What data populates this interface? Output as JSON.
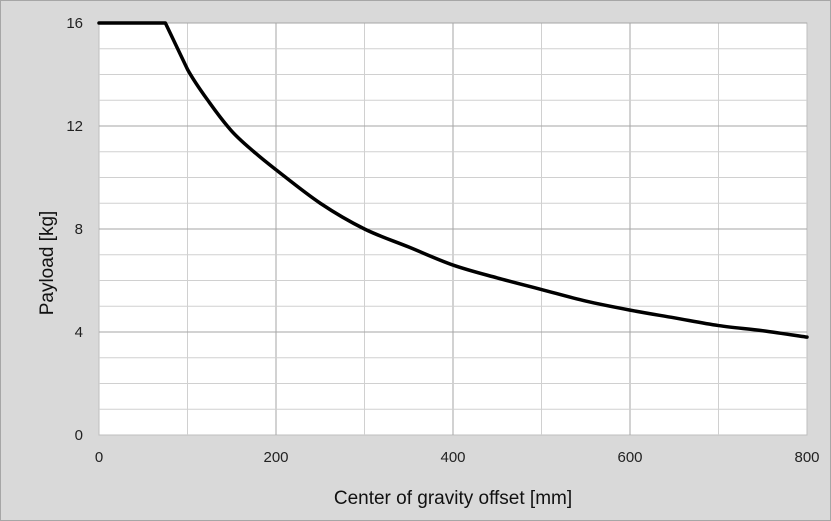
{
  "chart_data": {
    "type": "line",
    "xlabel": "Center of gravity offset [mm]",
    "ylabel": "Payload [kg]",
    "xlim": [
      0,
      800
    ],
    "ylim": [
      0,
      16
    ],
    "x_ticks": [
      "0",
      "200",
      "400",
      "600",
      "800"
    ],
    "y_ticks": [
      "0",
      "4",
      "8",
      "12",
      "16"
    ],
    "x_minor_step": 100,
    "y_minor_step": 1,
    "grid": true,
    "legend": "none",
    "series": [
      {
        "color": "#000000",
        "x": [
          0,
          75,
          100,
          125,
          150,
          175,
          200,
          250,
          300,
          350,
          400,
          450,
          500,
          550,
          600,
          650,
          700,
          750,
          800
        ],
        "y": [
          16,
          16,
          14.2,
          12.9,
          11.8,
          11.0,
          10.3,
          9.0,
          8.0,
          7.3,
          6.6,
          6.1,
          5.65,
          5.2,
          4.85,
          4.55,
          4.25,
          4.05,
          3.8
        ]
      }
    ]
  }
}
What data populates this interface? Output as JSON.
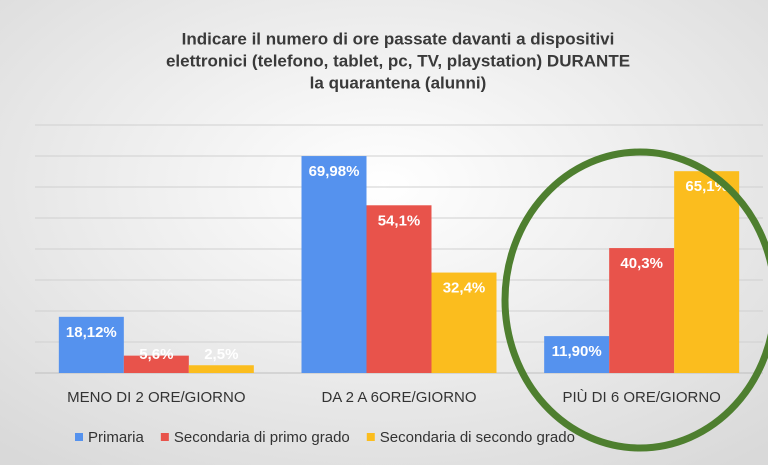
{
  "chart_data": {
    "type": "bar",
    "title": [
      "Indicare il numero di ore passate davanti a dispositivi",
      "elettronici (telefono, tablet, pc, TV, playstation) DURANTE",
      "la quarantena (alunni)"
    ],
    "categories": [
      "MENO DI 2 ORE/GIORNO",
      "DA 2 A 6ORE/GIORNO",
      "PIÙ DI  6 ORE/GIORNO"
    ],
    "series": [
      {
        "name": "Primaria",
        "color": "#5592ee",
        "values": [
          18.12,
          69.98,
          11.9
        ],
        "value_labels": [
          "18,12%",
          "69,98%",
          "11,90%"
        ]
      },
      {
        "name": "Secondaria di primo grado",
        "color": "#e8534b",
        "values": [
          5.6,
          54.1,
          40.3
        ],
        "value_labels": [
          "5,6%",
          "54,1%",
          "40,3%"
        ]
      },
      {
        "name": "Secondaria di secondo grado",
        "color": "#fbbd1e",
        "values": [
          2.5,
          32.4,
          65.1
        ],
        "value_labels": [
          "2,5%",
          "32,4%",
          "65,1%"
        ]
      }
    ],
    "ylim": [
      0,
      80
    ],
    "yticks": [
      0,
      10,
      20,
      30,
      40,
      50,
      60,
      70,
      80
    ],
    "grid": true
  }
}
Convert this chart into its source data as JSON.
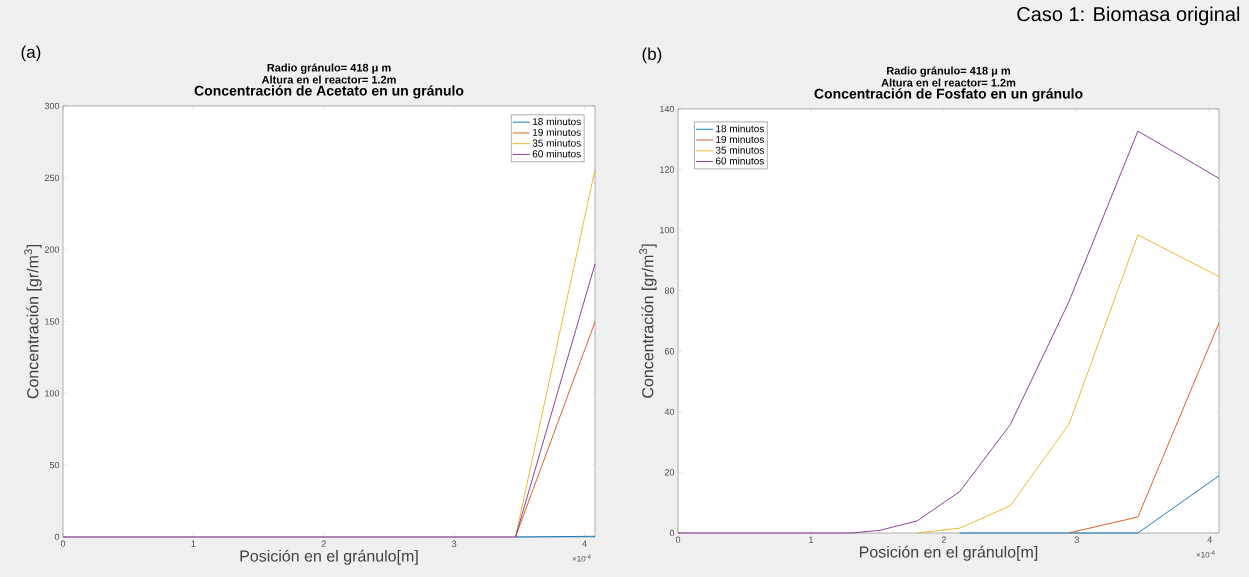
{
  "chart_data": [
    {
      "type": "line",
      "title": "Concentración de Acetato en un gránulo",
      "subtitle": "Radio gránulo= 418 μ m",
      "annotations": [
        "(a)",
        "Altura en el reactor= 1.2m",
        "×10$^{-4}$",
        "Caso 1: Biomasa original"
      ],
      "xlabel": "Posición en el gránulo[m]",
      "ylabel": "Concentración [gr/m$^{3}$]",
      "x": [
        0,
        1.31,
        1.52,
        1.8,
        2.12,
        2.5,
        2.94,
        3.47,
        4.08
      ],
      "series": [
        {
          "name": "18 minutos",
          "color": "#0072bd",
          "values": [
            null,
            null,
            null,
            null,
            null,
            null,
            null,
            0,
            0.5
          ]
        },
        {
          "name": "19 minutos",
          "color": "#d95319",
          "values": [
            null,
            null,
            null,
            null,
            null,
            null,
            null,
            0,
            149.7
          ]
        },
        {
          "name": "35 minutos",
          "color": "#edb120",
          "values": [
            null,
            null,
            null,
            null,
            null,
            null,
            null,
            0,
            255.7
          ]
        },
        {
          "name": "60 minutos",
          "color": "#7e2f8e",
          "values": [
            0,
            0,
            0,
            0,
            0,
            0,
            0,
            0,
            190
          ]
        }
      ],
      "xlim": [
        0,
        4.08
      ],
      "ylim": [
        0,
        300
      ],
      "xticks": [
        0,
        1,
        2,
        3,
        4
      ],
      "yticks": [
        0,
        50,
        100,
        150,
        200,
        250,
        300
      ],
      "legend": "top right",
      "line_style": "solid"
    },
    {
      "type": "line",
      "title": "Concentración de Fosfato en un gránulo",
      "subtitle": "Radio gránulo= 418 μ m",
      "annotations": [
        "(b)",
        "Altura en el reactor= 1.2m",
        "×10$^{-4}$"
      ],
      "xlabel": "Posición en el gránulo[m]",
      "ylabel": "Concentración [gr/m$^{3}$]",
      "x": [
        0,
        1.31,
        1.52,
        1.8,
        2.12,
        2.5,
        2.94,
        3.46,
        4.07
      ],
      "series": [
        {
          "name": "18 minutos",
          "color": "#0072bd",
          "values": [
            null,
            null,
            null,
            null,
            0,
            0,
            0,
            0,
            18.9
          ]
        },
        {
          "name": "19 minutos",
          "color": "#d95319",
          "values": [
            null,
            null,
            null,
            null,
            null,
            null,
            0,
            5.3,
            69.4
          ]
        },
        {
          "name": "35 minutos",
          "color": "#edb120",
          "values": [
            null,
            null,
            null,
            0,
            1.6,
            9.0,
            35.8,
            98.4,
            84.7
          ]
        },
        {
          "name": "60 minutos",
          "color": "#7e2f8e",
          "values": [
            0,
            0,
            0.9,
            4.0,
            13.7,
            35.8,
            76.3,
            132.7,
            117.1
          ]
        }
      ],
      "xlim": [
        0,
        4.07
      ],
      "ylim": [
        0,
        140
      ],
      "xticks": [
        0,
        1,
        2,
        3,
        4
      ],
      "yticks": [
        0,
        20,
        40,
        60,
        80,
        100,
        120,
        140
      ],
      "legend": "top left",
      "line_style": "solid"
    }
  ]
}
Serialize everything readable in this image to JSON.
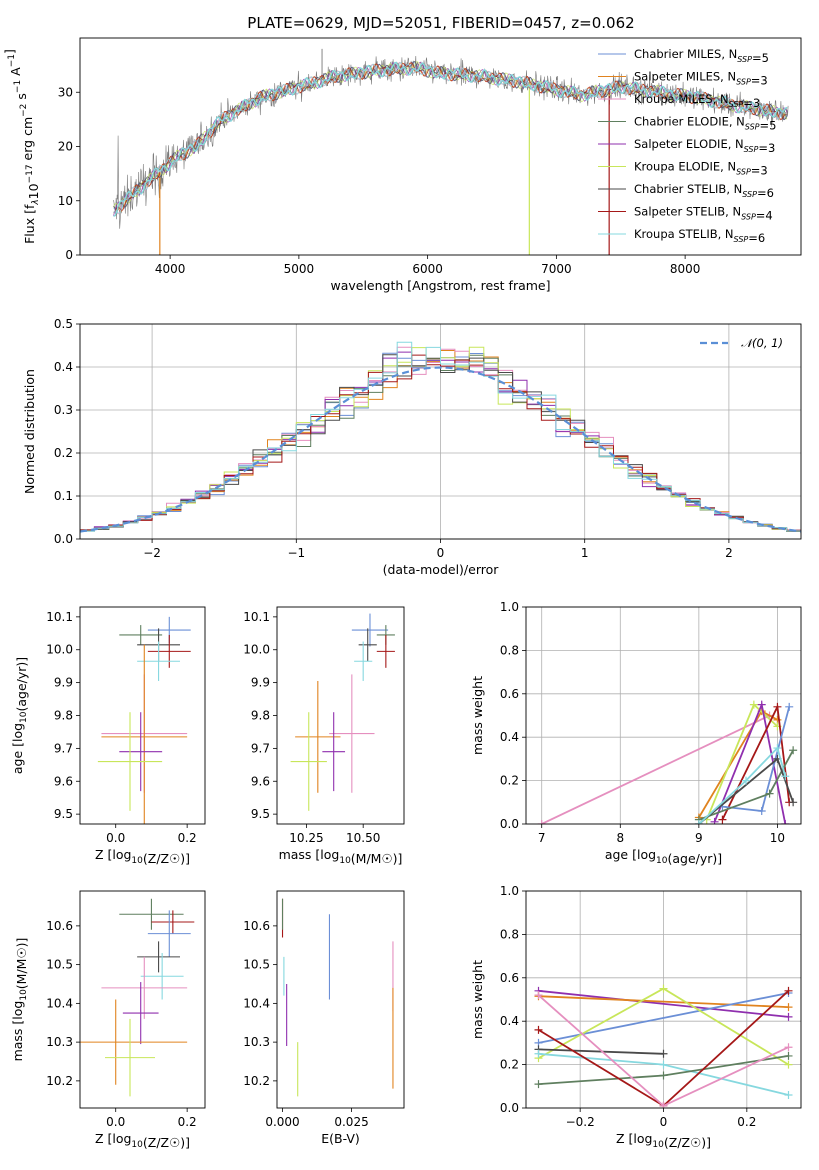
{
  "title": "PLATE=0629, MJD=52051, FIBERID=0457, z=0.062",
  "colors": {
    "Chabrier MILES": "#6b8fd6",
    "Salpeter MILES": "#e0831f",
    "Kroupa MILES": "#e58fbf",
    "Chabrier ELODIE": "#5f7f5f",
    "Salpeter ELODIE": "#8f2fae",
    "Kroupa ELODIE": "#c8e65a",
    "Chabrier STELIB": "#4a4a4a",
    "Salpeter STELIB": "#a51818",
    "Kroupa STELIB": "#86d8df"
  },
  "chart_data": [
    {
      "id": "spectrum",
      "type": "line",
      "xlabel": "wavelength [Angstrom, rest frame]",
      "ylabel": "Flux [f_λ10^-17 erg cm^-2 s^-1 A^-1]",
      "xlim": [
        3300,
        8900
      ],
      "ylim": [
        0,
        40
      ],
      "xticks": [
        4000,
        5000,
        6000,
        7000,
        8000
      ],
      "yticks": [
        0,
        10,
        20,
        30
      ],
      "grid": false,
      "legend": "top-right",
      "continuum": {
        "x": [
          3560,
          3700,
          3850,
          3950,
          4050,
          4200,
          4400,
          4700,
          5000,
          5300,
          5600,
          5900,
          6100,
          6400,
          6700,
          7000,
          7200,
          7500,
          7800,
          8100,
          8400,
          8800
        ],
        "y": [
          8,
          11,
          14,
          16,
          18,
          20,
          25,
          29,
          31,
          33,
          34,
          34.5,
          33.5,
          33,
          32,
          30.5,
          29.5,
          31,
          30,
          29,
          27.5,
          26
        ]
      },
      "spikes": [
        {
          "x": 3920,
          "y": 0
        },
        {
          "x": 5180,
          "y": 38
        },
        {
          "x": 6790,
          "y": 0
        },
        {
          "x": 7410,
          "y": 0
        }
      ],
      "legend_entries": [
        "Chabrier MILES, N_SSP=5",
        "Salpeter MILES, N_SSP=3",
        "Kroupa MILES, N_SSP=3",
        "Chabrier ELODIE, N_SSP=5",
        "Salpeter ELODIE, N_SSP=3",
        "Kroupa ELODIE, N_SSP=3",
        "Chabrier STELIB, N_SSP=6",
        "Salpeter STELIB, N_SSP=4",
        "Kroupa STELIB, N_SSP=6"
      ]
    },
    {
      "id": "residuals",
      "type": "histogram",
      "xlabel": "(data-model)/error",
      "ylabel": "Normed distribution",
      "xlim": [
        -2.5,
        2.5
      ],
      "ylim": [
        0,
        0.5
      ],
      "xticks": [
        -2,
        -1,
        0,
        1,
        2
      ],
      "yticks": [
        0.0,
        0.1,
        0.2,
        0.3,
        0.4,
        0.5
      ],
      "grid": true,
      "bin_width": 0.1,
      "legend": "top-right",
      "legend_entries": [
        "𝒩(0, 1)"
      ],
      "reference": "normal(0,1)"
    },
    {
      "id": "age_vs_Z",
      "type": "errorbar",
      "xlabel": "Z [log10(Z/Z☉)]",
      "ylabel": "age  [log10(age/yr)]",
      "xlim": [
        -0.1,
        0.25
      ],
      "ylim": [
        9.47,
        10.13
      ],
      "xticks": [
        0.0,
        0.2
      ],
      "yticks": [
        9.5,
        9.6,
        9.7,
        9.8,
        9.9,
        10.0,
        10.1
      ],
      "points": [
        {
          "model": "Chabrier MILES",
          "x": 0.15,
          "xerr": 0.06,
          "y": 10.06,
          "yerr": 0.04
        },
        {
          "model": "Chabrier ELODIE",
          "x": 0.07,
          "xerr": 0.06,
          "y": 10.045,
          "yerr": 0.03
        },
        {
          "model": "Chabrier STELIB",
          "x": 0.12,
          "xerr": 0.06,
          "y": 10.015,
          "yerr": 0.05
        },
        {
          "model": "Salpeter STELIB",
          "x": 0.15,
          "xerr": 0.06,
          "y": 9.995,
          "yerr": 0.05
        },
        {
          "model": "Kroupa STELIB",
          "x": 0.12,
          "xerr": 0.06,
          "y": 9.965,
          "yerr": 0.06
        },
        {
          "model": "Kroupa MILES",
          "x": 0.08,
          "xerr": 0.12,
          "y": 9.745,
          "yerr": 0.18
        },
        {
          "model": "Salpeter MILES",
          "x": 0.08,
          "xerr": 0.12,
          "y": 9.735,
          "yerr": 0.28
        },
        {
          "model": "Salpeter ELODIE",
          "x": 0.07,
          "xerr": 0.06,
          "y": 9.69,
          "yerr": 0.12
        },
        {
          "model": "Kroupa ELODIE",
          "x": 0.04,
          "xerr": 0.09,
          "y": 9.66,
          "yerr": 0.15
        }
      ]
    },
    {
      "id": "age_vs_mass",
      "type": "errorbar",
      "xlabel": "mass [log10(M/M☉)]",
      "ylabel": "",
      "xlim": [
        10.12,
        10.68
      ],
      "ylim": [
        9.47,
        10.13
      ],
      "xticks": [
        10.25,
        10.5
      ],
      "yticks": [
        9.5,
        9.6,
        9.7,
        9.8,
        9.9,
        10.0,
        10.1
      ],
      "points": [
        {
          "model": "Chabrier MILES",
          "x": 10.53,
          "xerr": 0.08,
          "y": 10.06,
          "yerr": 0.05
        },
        {
          "model": "Chabrier ELODIE",
          "x": 10.6,
          "xerr": 0.04,
          "y": 10.045,
          "yerr": 0.03
        },
        {
          "model": "Chabrier STELIB",
          "x": 10.52,
          "xerr": 0.04,
          "y": 10.015,
          "yerr": 0.05
        },
        {
          "model": "Salpeter STELIB",
          "x": 10.6,
          "xerr": 0.04,
          "y": 9.995,
          "yerr": 0.05
        },
        {
          "model": "Kroupa STELIB",
          "x": 10.5,
          "xerr": 0.04,
          "y": 9.965,
          "yerr": 0.06
        },
        {
          "model": "Kroupa MILES",
          "x": 10.45,
          "xerr": 0.1,
          "y": 9.745,
          "yerr": 0.18
        },
        {
          "model": "Salpeter MILES",
          "x": 10.3,
          "xerr": 0.1,
          "y": 9.735,
          "yerr": 0.17
        },
        {
          "model": "Salpeter ELODIE",
          "x": 10.37,
          "xerr": 0.05,
          "y": 9.69,
          "yerr": 0.12
        },
        {
          "model": "Kroupa ELODIE",
          "x": 10.26,
          "xerr": 0.08,
          "y": 9.66,
          "yerr": 0.15
        }
      ]
    },
    {
      "id": "weight_vs_age",
      "type": "line",
      "xlabel": "age  [log10(age/yr)]",
      "ylabel": "mass weight",
      "xlim": [
        6.8,
        10.3
      ],
      "ylim": [
        0,
        1
      ],
      "xticks": [
        7,
        8,
        9,
        10
      ],
      "yticks": [
        0.0,
        0.2,
        0.4,
        0.6,
        0.8,
        1.0
      ],
      "grid": true,
      "series": [
        {
          "model": "Kroupa MILES",
          "x": [
            7.0,
            9.9
          ],
          "y": [
            0.0,
            0.5
          ]
        },
        {
          "model": "Salpeter MILES",
          "x": [
            9.0,
            9.8,
            10.0
          ],
          "y": [
            0.03,
            0.52,
            0.48
          ]
        },
        {
          "model": "Kroupa ELODIE",
          "x": [
            9.1,
            9.7,
            10.0
          ],
          "y": [
            0.02,
            0.55,
            0.45
          ]
        },
        {
          "model": "Salpeter ELODIE",
          "x": [
            9.2,
            9.8,
            10.1
          ],
          "y": [
            0.01,
            0.55,
            0.0
          ]
        },
        {
          "model": "Salpeter STELIB",
          "x": [
            9.3,
            10.0,
            10.15
          ],
          "y": [
            0.02,
            0.54,
            0.1
          ]
        },
        {
          "model": "Chabrier MILES",
          "x": [
            9.3,
            9.8,
            10.15
          ],
          "y": [
            0.08,
            0.06,
            0.54
          ]
        },
        {
          "model": "Chabrier ELODIE",
          "x": [
            9.0,
            9.9,
            10.2
          ],
          "y": [
            0.02,
            0.14,
            0.34
          ]
        },
        {
          "model": "Chabrier STELIB",
          "x": [
            9.0,
            10.0,
            10.2
          ],
          "y": [
            0.0,
            0.3,
            0.1
          ]
        },
        {
          "model": "Kroupa STELIB",
          "x": [
            9.0,
            9.6,
            10.0,
            10.1
          ],
          "y": [
            0.0,
            0.2,
            0.35,
            0.22
          ]
        }
      ]
    },
    {
      "id": "mass_vs_Z",
      "type": "errorbar",
      "xlabel": "Z [log10(Z/Z☉)]",
      "ylabel": "mass [log10(M/M☉)]",
      "xlim": [
        -0.1,
        0.25
      ],
      "ylim": [
        10.13,
        10.69
      ],
      "xticks": [
        0.0,
        0.2
      ],
      "yticks": [
        10.2,
        10.3,
        10.4,
        10.5,
        10.6
      ],
      "points": [
        {
          "model": "Chabrier ELODIE",
          "x": 0.1,
          "xerr": 0.09,
          "y": 10.63,
          "yerr": 0.04
        },
        {
          "model": "Salpeter STELIB",
          "x": 0.16,
          "xerr": 0.06,
          "y": 10.61,
          "yerr": 0.03
        },
        {
          "model": "Chabrier MILES",
          "x": 0.15,
          "xerr": 0.06,
          "y": 10.58,
          "yerr": 0.06
        },
        {
          "model": "Chabrier STELIB",
          "x": 0.12,
          "xerr": 0.06,
          "y": 10.52,
          "yerr": 0.04
        },
        {
          "model": "Kroupa STELIB",
          "x": 0.13,
          "xerr": 0.06,
          "y": 10.47,
          "yerr": 0.06
        },
        {
          "model": "Kroupa MILES",
          "x": 0.08,
          "xerr": 0.12,
          "y": 10.44,
          "yerr": 0.08
        },
        {
          "model": "Salpeter ELODIE",
          "x": 0.07,
          "xerr": 0.05,
          "y": 10.375,
          "yerr": 0.08
        },
        {
          "model": "Salpeter MILES",
          "x": 0.0,
          "xerr": 0.2,
          "y": 10.3,
          "yerr": 0.11
        },
        {
          "model": "Kroupa ELODIE",
          "x": 0.04,
          "xerr": 0.07,
          "y": 10.26,
          "yerr": 0.1
        }
      ]
    },
    {
      "id": "mass_vs_EBV",
      "type": "errorbar",
      "xlabel": "E(B-V)",
      "ylabel": "",
      "xlim": [
        -0.002,
        0.044
      ],
      "ylim": [
        10.13,
        10.69
      ],
      "xticks": [
        0.0,
        0.025
      ],
      "yticks": [
        10.2,
        10.3,
        10.4,
        10.5,
        10.6
      ],
      "points": [
        {
          "model": "Salpeter STELIB",
          "x": 0.0,
          "xerr": 0,
          "y": 10.62,
          "yerr": 0.05
        },
        {
          "model": "Chabrier ELODIE",
          "x": 0.0,
          "xerr": 0,
          "y": 10.63,
          "yerr": 0.04
        },
        {
          "model": "Kroupa STELIB",
          "x": 0.0005,
          "xerr": 0,
          "y": 10.47,
          "yerr": 0.05
        },
        {
          "model": "Salpeter ELODIE",
          "x": 0.0015,
          "xerr": 0,
          "y": 10.37,
          "yerr": 0.08
        },
        {
          "model": "Kroupa ELODIE",
          "x": 0.0055,
          "xerr": 0,
          "y": 10.23,
          "yerr": 0.07
        },
        {
          "model": "Chabrier MILES",
          "x": 0.017,
          "xerr": 0,
          "y": 10.52,
          "yerr": 0.11
        },
        {
          "model": "Kroupa MILES",
          "x": 0.04,
          "xerr": 0,
          "y": 10.47,
          "yerr": 0.09
        },
        {
          "model": "Salpeter MILES",
          "x": 0.04,
          "xerr": 0,
          "y": 10.31,
          "yerr": 0.13
        }
      ]
    },
    {
      "id": "weight_vs_Z",
      "type": "line",
      "xlabel": "Z [log10(Z/Z☉)]",
      "ylabel": "mass weight",
      "xlim": [
        -0.33,
        0.33
      ],
      "ylim": [
        0,
        1
      ],
      "xticks": [
        -0.2,
        0.0,
        0.2
      ],
      "yticks": [
        0.0,
        0.2,
        0.4,
        0.6,
        0.8,
        1.0
      ],
      "grid": true,
      "series": [
        {
          "model": "Salpeter ELODIE",
          "x": [
            -0.3,
            0.3
          ],
          "y": [
            0.54,
            0.42
          ]
        },
        {
          "model": "Salpeter MILES",
          "x": [
            -0.3,
            0.3
          ],
          "y": [
            0.515,
            0.465
          ]
        },
        {
          "model": "Chabrier MILES",
          "x": [
            -0.3,
            0.3
          ],
          "y": [
            0.3,
            0.53
          ]
        },
        {
          "model": "Kroupa ELODIE",
          "x": [
            -0.3,
            0.0,
            0.3
          ],
          "y": [
            0.23,
            0.55,
            0.2
          ]
        },
        {
          "model": "Chabrier STELIB",
          "x": [
            -0.3,
            0.0
          ],
          "y": [
            0.27,
            0.25
          ]
        },
        {
          "model": "Kroupa STELIB",
          "x": [
            -0.3,
            0.0,
            0.3
          ],
          "y": [
            0.25,
            0.2,
            0.06
          ]
        },
        {
          "model": "Chabrier ELODIE",
          "x": [
            -0.3,
            0.0,
            0.3
          ],
          "y": [
            0.11,
            0.15,
            0.24
          ]
        },
        {
          "model": "Salpeter STELIB",
          "x": [
            -0.3,
            0.0,
            0.3
          ],
          "y": [
            0.36,
            0.01,
            0.54
          ]
        },
        {
          "model": "Kroupa MILES",
          "x": [
            -0.3,
            0.0,
            0.3
          ],
          "y": [
            0.52,
            0.01,
            0.28
          ]
        }
      ]
    }
  ]
}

________________________________________

From the data, collect all lines where the string "GIORNO" appears.

      "MENO DI 2 ORE/GIORNO",
      "DA 2 A 6ORE/GIORNO",
      "PIÙ DI  6 ORE/GIORNO"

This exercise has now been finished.